***** Pagina

1. Criterion-referenced: van tevoren vastgestelde hoeveelheid/percentage die
bereikt moet worden voor een bepaald resultaat.
2. Norm-referenced: resultaten worden vergeleken met anderen, bijvoorbeeld de
hoogste 10% krijgt een 9.
Itemresponstheory (IRT) modellen
Het vaardigheidsniveau wordt afgezet tegen de kans om
een opgave goed te maken, des te ingewikkelder een
opdracht is des te hoger het vaardigheidsniveau moet zijn
voordat de kans om iets goed te maken toeneemt.
Rechts is dus moeilijker item.
, Vaardigheidsscores
- Unidimensioneel: de verschillende vaardigheidsscores binnen een bepaald
domein kunnen vergeleken worden, maar niet met de vaardigheidsscores op een
ander domein.

**********

**Instructies:**
a – Waarmee worden volgens de pagina de resultaten vergeleken bij norm-referenced?
b – Geef voor elke bewering aan of ze klopt met de pagina: (i) Bij criterion-referenced ligt de te bereiken hoeveelheid of het percentage van tevoren vast. (ii) Unidimensionele vaardigheidsscores kunnen worden vergeleken met vaardigheidsscores op een ander domein. (iii) In IRT-modellen wordt het vaardigheidsniveau afgezet tegen de kans om een opgave goed te maken.
c – Typ alstublieft het stuk van de pagina van "Itemresponstheory (IRT) modellen" tot en met "ander domein." precies over.

***** Getoonde gegevens

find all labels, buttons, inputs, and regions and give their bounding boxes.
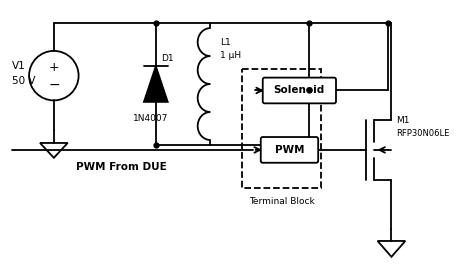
FancyBboxPatch shape [261,137,318,163]
Text: RFP30N06LE: RFP30N06LE [396,128,450,138]
Text: PWM From DUE: PWM From DUE [76,162,166,172]
Polygon shape [144,66,168,102]
Text: V1: V1 [12,61,26,71]
Text: PWM: PWM [275,145,304,155]
Text: 50 V: 50 V [12,76,36,86]
FancyBboxPatch shape [263,78,336,103]
Text: +: + [48,61,59,74]
Text: D1: D1 [161,54,173,63]
Text: −: − [48,78,60,91]
Text: L1: L1 [220,38,231,47]
Text: Terminal Block: Terminal Block [249,197,314,206]
Text: Solenoid: Solenoid [274,86,325,95]
Text: 1N4007: 1N4007 [133,114,169,123]
Text: M1: M1 [396,116,410,125]
Text: 1 μH: 1 μH [220,51,241,60]
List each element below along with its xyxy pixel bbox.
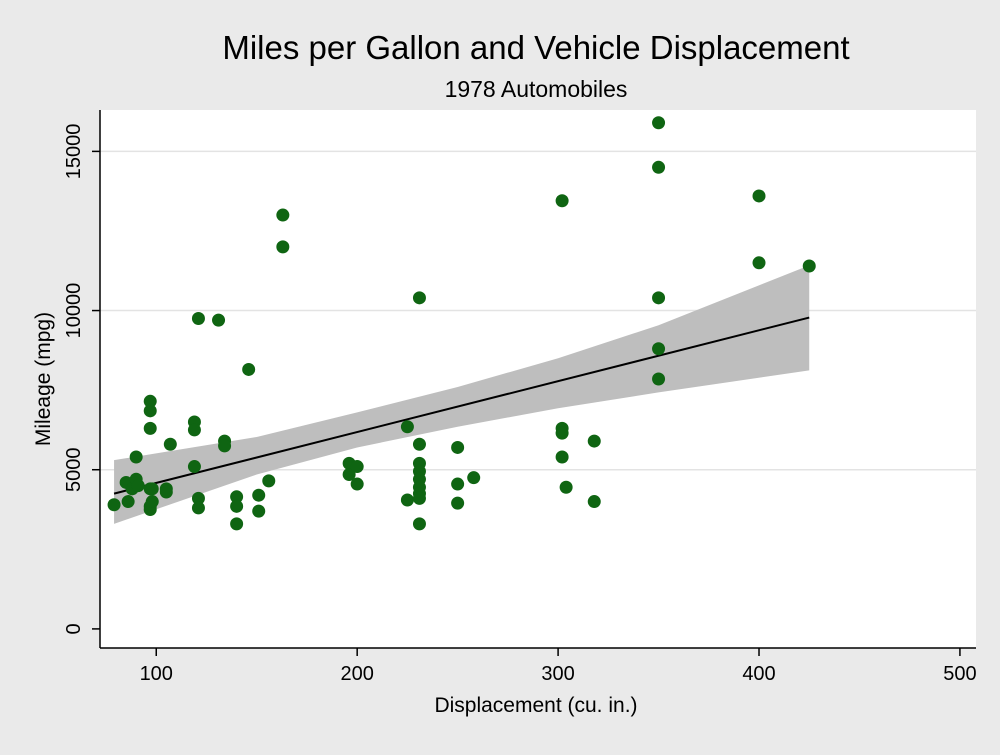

**********

**Resultaten per opdracht:**
a – Met anderen.

b –
(i) Ja: "van tevoren vastgestelde hoeveelheid/percentage die bereikt moet worden voor een bepaald resultaat"
(ii) Nee: "maar niet met de vaardigheidsscores op een ander domein"
(iii) Ja: "Het vaardigheidsniveau wordt afgezet tegen de kans om een opgave goed te maken"

c –
Itemresponstheory (IRT) modellen
Het vaardigheidsniveau wordt afgezet tegen de kans om
een opgave goed te maken, des te ingewikkelder een
opdracht is des te hoger het vaardigheidsniveau moet zijn
voordat de kans om iets goed te maken toeneemt.
Rechts is dus moeilijker item.
, Vaardigheidsscores
- Unidimensioneel: de verschillende vaardigheidsscores binnen een bepaald
domein kunnen vergeleken worden, maar niet met de vaardigheidsscores op een
ander domein.